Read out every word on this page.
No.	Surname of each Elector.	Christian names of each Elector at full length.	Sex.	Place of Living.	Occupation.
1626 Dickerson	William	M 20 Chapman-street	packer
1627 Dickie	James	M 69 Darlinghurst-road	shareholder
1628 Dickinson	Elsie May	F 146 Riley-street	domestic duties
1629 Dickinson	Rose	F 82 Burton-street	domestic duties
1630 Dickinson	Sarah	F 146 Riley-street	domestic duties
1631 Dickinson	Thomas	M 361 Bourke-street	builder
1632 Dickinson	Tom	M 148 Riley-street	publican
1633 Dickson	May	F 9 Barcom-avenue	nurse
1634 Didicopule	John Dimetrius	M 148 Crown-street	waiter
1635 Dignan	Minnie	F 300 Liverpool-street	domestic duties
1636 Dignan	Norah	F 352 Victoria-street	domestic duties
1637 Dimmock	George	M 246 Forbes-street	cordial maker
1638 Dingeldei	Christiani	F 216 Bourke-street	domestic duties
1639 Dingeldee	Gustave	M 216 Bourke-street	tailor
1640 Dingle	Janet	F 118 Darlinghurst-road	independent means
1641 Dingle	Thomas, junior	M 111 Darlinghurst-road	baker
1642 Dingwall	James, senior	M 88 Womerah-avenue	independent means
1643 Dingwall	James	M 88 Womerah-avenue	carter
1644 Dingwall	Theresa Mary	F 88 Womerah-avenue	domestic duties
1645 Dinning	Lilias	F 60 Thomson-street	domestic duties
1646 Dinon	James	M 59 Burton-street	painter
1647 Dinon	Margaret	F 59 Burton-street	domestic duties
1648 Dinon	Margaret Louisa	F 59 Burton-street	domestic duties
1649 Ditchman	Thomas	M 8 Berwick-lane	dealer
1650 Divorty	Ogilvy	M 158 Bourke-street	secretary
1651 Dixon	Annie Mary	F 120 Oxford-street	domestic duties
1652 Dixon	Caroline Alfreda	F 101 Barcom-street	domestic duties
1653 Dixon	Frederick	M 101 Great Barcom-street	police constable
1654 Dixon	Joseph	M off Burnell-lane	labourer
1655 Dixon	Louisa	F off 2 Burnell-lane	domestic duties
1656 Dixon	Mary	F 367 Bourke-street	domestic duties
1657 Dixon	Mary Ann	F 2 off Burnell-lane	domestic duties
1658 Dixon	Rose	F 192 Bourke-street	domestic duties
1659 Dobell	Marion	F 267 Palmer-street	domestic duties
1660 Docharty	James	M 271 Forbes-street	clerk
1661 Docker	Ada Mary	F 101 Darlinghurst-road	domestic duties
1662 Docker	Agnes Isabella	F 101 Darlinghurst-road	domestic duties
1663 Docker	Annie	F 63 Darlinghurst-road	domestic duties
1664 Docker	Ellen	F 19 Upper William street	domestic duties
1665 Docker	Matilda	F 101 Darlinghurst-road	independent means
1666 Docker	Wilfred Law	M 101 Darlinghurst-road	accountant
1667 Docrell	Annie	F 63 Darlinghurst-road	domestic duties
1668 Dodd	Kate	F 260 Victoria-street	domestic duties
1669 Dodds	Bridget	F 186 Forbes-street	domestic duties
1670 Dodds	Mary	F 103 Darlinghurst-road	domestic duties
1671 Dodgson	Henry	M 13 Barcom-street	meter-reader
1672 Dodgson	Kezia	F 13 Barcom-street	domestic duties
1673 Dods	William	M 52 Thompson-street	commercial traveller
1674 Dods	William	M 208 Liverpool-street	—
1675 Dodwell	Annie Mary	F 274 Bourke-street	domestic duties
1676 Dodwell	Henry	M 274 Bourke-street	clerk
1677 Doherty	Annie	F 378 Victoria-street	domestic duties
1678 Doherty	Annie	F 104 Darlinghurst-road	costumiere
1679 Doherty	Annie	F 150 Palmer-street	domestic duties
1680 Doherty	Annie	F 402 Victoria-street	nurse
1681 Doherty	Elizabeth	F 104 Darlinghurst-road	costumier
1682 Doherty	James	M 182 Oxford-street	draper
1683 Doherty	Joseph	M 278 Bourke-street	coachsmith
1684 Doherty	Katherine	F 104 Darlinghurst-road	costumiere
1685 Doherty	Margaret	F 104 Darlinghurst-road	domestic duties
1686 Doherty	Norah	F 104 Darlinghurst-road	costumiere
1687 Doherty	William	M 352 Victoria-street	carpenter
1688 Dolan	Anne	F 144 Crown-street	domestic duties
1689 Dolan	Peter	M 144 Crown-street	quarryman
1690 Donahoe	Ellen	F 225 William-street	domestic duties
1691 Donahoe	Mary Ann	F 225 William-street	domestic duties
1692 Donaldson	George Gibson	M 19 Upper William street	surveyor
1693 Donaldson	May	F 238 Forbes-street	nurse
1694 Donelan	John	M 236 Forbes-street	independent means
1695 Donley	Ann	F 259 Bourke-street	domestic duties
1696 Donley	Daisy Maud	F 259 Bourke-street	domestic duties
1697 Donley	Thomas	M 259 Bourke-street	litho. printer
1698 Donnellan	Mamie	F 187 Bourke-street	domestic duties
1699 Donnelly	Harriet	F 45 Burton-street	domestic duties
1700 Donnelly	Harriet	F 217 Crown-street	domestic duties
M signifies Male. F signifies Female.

EXERCISE INSTRUCTIONS:
Identify all lines where the word "Dolan" shows up. Copy them.

OUTPUT FOR THIS TASK:
1688 Dolan	Anne	F 144 Crown-street	domestic duties
1689 Dolan	Peter	M 144 Crown-street	quarryman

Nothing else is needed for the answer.